- **What this task involves**:
Locate every line that holds the string "中国动画电影中的民族文化特色亟待重新建构" and copy it.

- **Provided data**:
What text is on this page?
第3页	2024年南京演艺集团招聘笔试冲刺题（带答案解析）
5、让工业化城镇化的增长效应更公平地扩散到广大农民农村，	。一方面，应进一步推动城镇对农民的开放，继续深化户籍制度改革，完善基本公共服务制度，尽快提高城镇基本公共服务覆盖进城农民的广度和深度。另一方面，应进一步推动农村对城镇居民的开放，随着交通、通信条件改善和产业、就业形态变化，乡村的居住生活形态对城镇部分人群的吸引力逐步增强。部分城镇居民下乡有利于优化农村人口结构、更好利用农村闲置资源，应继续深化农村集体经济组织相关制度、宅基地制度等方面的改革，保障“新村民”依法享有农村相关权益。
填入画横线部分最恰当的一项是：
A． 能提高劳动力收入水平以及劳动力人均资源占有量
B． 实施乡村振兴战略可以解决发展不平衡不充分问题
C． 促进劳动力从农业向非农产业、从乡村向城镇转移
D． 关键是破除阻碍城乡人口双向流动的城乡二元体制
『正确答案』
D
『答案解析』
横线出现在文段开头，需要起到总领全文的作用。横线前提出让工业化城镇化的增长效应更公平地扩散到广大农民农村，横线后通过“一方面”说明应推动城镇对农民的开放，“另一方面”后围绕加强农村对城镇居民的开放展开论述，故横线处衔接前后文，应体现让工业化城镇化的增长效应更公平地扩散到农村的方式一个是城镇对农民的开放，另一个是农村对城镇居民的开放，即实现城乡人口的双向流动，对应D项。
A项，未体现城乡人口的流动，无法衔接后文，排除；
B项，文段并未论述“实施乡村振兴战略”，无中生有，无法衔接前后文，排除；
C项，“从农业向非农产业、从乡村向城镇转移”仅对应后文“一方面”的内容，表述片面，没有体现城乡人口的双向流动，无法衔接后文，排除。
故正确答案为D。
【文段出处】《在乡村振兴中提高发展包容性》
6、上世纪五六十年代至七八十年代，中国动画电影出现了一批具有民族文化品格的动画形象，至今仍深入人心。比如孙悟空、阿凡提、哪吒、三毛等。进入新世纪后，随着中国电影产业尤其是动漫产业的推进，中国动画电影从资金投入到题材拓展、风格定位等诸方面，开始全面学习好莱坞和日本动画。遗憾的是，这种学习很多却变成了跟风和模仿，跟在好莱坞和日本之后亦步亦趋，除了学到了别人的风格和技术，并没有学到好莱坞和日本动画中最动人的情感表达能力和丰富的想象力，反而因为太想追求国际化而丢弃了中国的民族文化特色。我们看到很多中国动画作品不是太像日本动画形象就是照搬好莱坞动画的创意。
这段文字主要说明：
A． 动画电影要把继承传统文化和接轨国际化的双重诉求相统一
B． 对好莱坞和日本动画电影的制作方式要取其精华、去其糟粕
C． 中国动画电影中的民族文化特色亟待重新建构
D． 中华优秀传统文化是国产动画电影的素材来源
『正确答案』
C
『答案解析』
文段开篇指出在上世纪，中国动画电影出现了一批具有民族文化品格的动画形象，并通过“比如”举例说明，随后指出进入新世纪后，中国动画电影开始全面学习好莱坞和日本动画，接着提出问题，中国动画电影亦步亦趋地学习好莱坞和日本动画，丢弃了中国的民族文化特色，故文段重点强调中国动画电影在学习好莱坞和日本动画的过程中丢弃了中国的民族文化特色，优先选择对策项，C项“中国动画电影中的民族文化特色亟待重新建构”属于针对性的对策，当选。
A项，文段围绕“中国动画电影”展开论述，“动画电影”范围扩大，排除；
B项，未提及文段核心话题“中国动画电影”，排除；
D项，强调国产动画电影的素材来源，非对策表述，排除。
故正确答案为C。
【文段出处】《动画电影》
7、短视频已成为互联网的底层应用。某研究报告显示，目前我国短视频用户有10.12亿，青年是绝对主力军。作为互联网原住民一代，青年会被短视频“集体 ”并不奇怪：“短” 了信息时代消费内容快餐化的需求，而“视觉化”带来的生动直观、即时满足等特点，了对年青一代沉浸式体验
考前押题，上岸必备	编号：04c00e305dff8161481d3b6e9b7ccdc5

- **Output**:
C． 中国动画电影中的民族文化特色亟待重新建构
文段开篇指出在上世纪，中国动画电影出现了一批具有民族文化品格的动画形象，并通过“比如”举例说明，随后指出进入新世纪后，中国动画电影开始全面学习好莱坞和日本动画，接着提出问题，中国动画电影亦步亦趋地学习好莱坞和日本动画，丢弃了中国的民族文化特色，故文段重点强调中国动画电影在学习好莱坞和日本动画的过程中丢弃了中国的民族文化特色，优先选择对策项，C项“中国动画电影中的民族文化特色亟待重新建构”属于针对性的对策，当选。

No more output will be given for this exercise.